**Source records:**
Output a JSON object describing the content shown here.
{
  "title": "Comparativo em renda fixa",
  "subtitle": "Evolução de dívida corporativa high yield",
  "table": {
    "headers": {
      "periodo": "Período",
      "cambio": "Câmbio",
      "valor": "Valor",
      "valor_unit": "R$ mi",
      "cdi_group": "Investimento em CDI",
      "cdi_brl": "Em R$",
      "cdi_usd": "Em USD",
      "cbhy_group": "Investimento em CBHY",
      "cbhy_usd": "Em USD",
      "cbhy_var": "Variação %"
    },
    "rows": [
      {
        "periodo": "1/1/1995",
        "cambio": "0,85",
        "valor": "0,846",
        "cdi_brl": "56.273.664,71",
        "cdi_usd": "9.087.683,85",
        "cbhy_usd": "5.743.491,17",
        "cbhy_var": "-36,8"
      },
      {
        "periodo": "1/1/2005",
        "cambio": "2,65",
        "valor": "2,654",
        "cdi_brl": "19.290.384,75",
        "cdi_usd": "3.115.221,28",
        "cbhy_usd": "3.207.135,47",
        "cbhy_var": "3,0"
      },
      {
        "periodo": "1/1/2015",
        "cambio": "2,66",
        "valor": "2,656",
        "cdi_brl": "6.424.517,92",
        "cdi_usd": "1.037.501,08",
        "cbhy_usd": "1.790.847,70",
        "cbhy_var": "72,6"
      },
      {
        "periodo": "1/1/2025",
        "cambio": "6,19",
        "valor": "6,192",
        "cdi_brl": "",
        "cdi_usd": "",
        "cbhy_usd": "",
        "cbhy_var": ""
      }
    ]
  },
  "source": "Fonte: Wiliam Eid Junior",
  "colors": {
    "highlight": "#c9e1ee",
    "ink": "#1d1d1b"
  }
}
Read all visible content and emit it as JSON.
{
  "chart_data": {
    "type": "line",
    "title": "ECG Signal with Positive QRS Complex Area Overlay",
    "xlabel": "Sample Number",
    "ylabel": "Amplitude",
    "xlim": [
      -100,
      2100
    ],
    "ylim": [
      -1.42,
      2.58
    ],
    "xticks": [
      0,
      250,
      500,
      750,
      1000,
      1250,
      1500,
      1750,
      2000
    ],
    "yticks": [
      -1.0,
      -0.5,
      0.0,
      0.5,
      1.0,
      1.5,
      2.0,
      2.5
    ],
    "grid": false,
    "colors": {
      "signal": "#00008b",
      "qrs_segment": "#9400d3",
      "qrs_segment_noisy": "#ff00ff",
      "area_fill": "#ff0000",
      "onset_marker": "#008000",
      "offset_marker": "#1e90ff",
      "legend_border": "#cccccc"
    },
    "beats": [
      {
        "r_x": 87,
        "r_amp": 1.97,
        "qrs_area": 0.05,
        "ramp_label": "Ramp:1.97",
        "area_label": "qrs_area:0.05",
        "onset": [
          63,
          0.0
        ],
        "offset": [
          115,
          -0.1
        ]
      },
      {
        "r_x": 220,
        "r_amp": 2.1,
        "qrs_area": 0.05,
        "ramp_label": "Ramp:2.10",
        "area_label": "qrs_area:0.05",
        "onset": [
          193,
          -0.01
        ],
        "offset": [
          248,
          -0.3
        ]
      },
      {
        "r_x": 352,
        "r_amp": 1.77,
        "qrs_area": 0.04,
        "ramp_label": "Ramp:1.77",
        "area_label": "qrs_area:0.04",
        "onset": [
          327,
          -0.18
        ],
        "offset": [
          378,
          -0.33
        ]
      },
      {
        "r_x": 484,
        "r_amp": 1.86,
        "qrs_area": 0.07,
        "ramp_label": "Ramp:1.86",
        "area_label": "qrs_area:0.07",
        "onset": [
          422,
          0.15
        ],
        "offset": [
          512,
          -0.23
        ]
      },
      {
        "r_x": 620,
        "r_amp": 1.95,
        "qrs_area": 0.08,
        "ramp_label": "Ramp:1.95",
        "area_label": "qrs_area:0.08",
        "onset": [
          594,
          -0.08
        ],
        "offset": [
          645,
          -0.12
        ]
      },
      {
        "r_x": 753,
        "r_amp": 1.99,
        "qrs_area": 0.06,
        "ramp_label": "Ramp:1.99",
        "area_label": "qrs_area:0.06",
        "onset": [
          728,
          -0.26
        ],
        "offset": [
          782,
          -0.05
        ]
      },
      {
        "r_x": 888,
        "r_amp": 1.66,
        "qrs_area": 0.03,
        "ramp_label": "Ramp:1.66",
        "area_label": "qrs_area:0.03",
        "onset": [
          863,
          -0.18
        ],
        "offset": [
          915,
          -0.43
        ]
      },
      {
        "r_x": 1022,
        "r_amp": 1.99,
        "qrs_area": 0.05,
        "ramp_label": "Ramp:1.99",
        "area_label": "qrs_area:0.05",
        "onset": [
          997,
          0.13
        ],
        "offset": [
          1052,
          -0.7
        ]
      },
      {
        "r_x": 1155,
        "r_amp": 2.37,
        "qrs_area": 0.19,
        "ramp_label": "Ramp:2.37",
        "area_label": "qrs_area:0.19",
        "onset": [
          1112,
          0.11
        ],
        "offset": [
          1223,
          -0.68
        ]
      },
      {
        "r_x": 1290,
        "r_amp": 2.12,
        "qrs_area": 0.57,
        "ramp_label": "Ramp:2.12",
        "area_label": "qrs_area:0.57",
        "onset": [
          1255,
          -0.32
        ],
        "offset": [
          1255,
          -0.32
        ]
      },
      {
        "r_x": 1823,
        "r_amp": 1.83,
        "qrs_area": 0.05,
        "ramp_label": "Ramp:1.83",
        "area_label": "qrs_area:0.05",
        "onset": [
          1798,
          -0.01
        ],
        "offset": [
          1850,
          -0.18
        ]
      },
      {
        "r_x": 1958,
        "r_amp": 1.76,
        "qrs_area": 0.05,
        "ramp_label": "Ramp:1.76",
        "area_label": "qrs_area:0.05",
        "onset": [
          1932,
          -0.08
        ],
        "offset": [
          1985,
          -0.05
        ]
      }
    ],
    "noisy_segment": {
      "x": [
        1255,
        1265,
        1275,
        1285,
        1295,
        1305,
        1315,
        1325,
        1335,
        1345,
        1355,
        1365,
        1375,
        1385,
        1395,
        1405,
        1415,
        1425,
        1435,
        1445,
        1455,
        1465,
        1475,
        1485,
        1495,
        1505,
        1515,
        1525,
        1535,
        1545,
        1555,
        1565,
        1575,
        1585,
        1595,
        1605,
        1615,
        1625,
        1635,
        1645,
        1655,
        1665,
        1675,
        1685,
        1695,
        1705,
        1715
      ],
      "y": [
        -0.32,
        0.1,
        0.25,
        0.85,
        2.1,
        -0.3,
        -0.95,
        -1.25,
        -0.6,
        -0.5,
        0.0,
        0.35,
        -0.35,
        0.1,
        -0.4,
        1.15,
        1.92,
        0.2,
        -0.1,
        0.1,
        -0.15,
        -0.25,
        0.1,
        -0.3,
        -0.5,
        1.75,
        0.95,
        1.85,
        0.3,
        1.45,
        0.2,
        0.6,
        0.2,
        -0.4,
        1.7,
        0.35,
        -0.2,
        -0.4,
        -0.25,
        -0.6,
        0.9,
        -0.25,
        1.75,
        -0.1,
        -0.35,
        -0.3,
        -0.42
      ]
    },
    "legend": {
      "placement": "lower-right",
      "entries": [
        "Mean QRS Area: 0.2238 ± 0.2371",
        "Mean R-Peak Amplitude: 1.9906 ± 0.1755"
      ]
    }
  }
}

**Problem description:** Using the records above, list each line that includes "Investimento".

**Correct result:**
      "cdi_group": "Investimento em CDI",
      "cbhy_group": "Investimento em CBHY",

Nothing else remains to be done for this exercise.